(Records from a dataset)
=-=-=-=-=

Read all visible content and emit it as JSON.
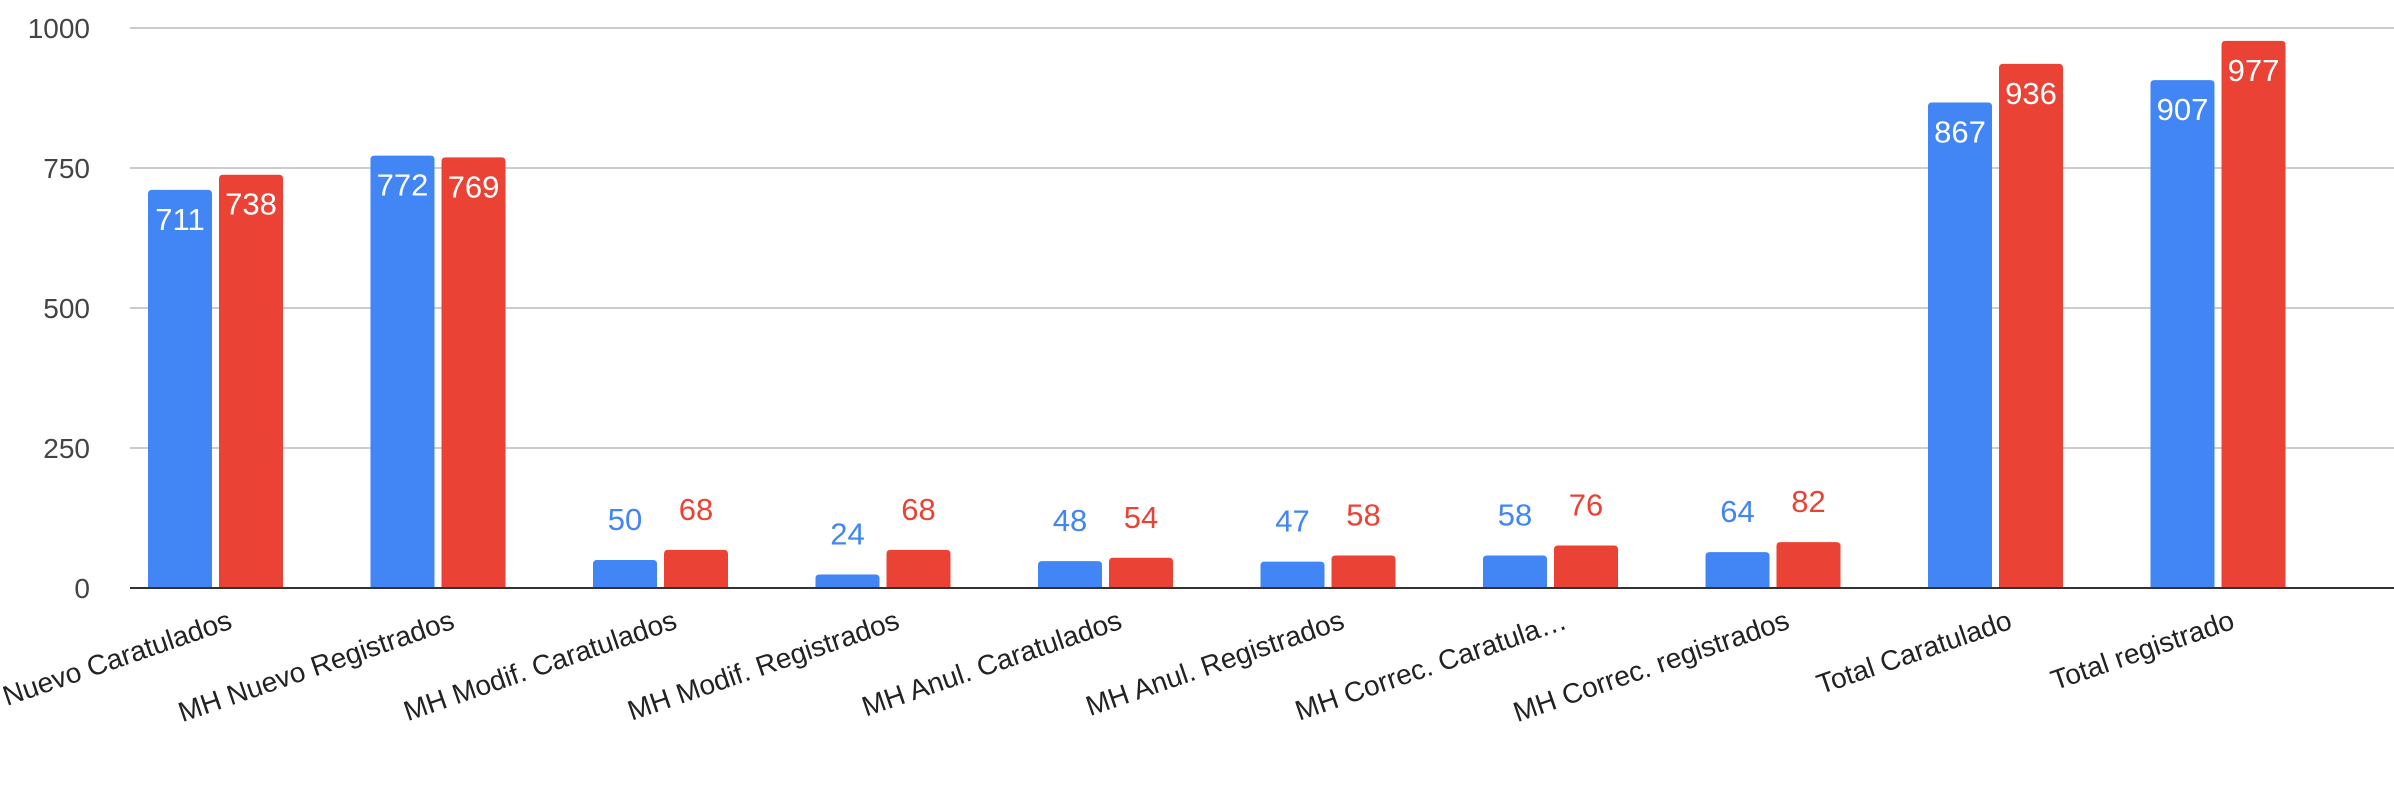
{
  "chart_data": {
    "type": "bar",
    "categories": [
      "MH Nuevo Caratulados",
      "MH Nuevo Registrados",
      "MH Modif. Caratulados",
      "MH Modif. Registrados",
      "MH Anul. Caratulados",
      "MH Anul. Registrados",
      "MH Correc. Caratula…",
      "MH Correc. registrados",
      "Total Caratulado",
      "Total registrado"
    ],
    "series": [
      {
        "color": "#4285F4",
        "values": [
          711,
          772,
          50,
          24,
          48,
          47,
          58,
          64,
          867,
          907
        ]
      },
      {
        "color": "#EA4335",
        "values": [
          738,
          769,
          68,
          68,
          54,
          58,
          76,
          82,
          936,
          977
        ]
      }
    ],
    "ylim": [
      0,
      1000
    ],
    "yticks": [
      "0",
      "250",
      "500",
      "750",
      "1000"
    ],
    "grid": true,
    "legend": "none",
    "title": "",
    "xlabel": "",
    "ylabel": ""
  }
}
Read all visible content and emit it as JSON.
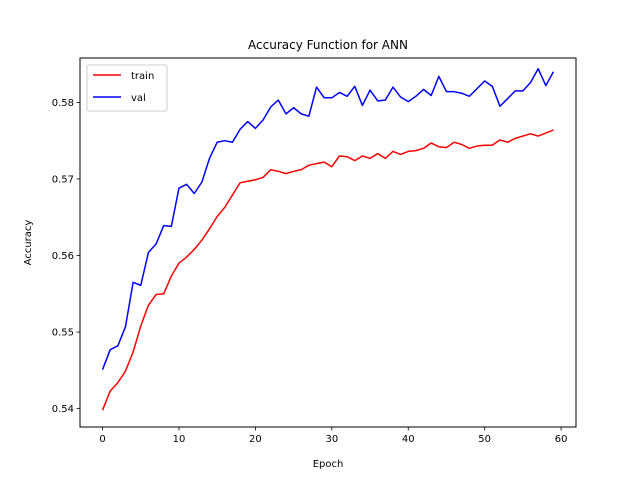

=-=-=-=-=

§ **Prompt**:
Reproduce each line exactly as it appears, omitting the pictures.

§ **Exercise result**:
Read all visible content and emit it as JSON.
{
  "chart_data": {
    "type": "bar",
    "categories": [
      "MH Nuevo Caratulados",
      "MH Nuevo Registrados",
      "MH Modif. Caratulados",
      "MH Modif. Registrados",
      "MH Anul. Caratulados",
      "MH Anul. Registrados",
      "MH Correc. Caratula…",
      "MH Correc. registrados",
      "Total Caratulado",
      "Total registrado"
    ],
    "series": [
      {
        "color": "#4285F4",
        "values": [
          711,
          772,
          50,
          24,
          48,
          47,
          58,
          64,
          867,
          907
        ]
      },
      {
        "color": "#EA4335",
        "values": [
          738,
          769,
          68,
          68,
          54,
          58,
          76,
          82,
          936,
          977
        ]
      }
    ],
    "ylim": [
      0,
      1000
    ],
    "yticks": [
      "0",
      "250",
      "500",
      "750",
      "1000"
    ],
    "grid": true,
    "legend": "none",
    "title": "",
    "xlabel": "",
    "ylabel": ""
  }
}
Read all visible content and emit it as JSON.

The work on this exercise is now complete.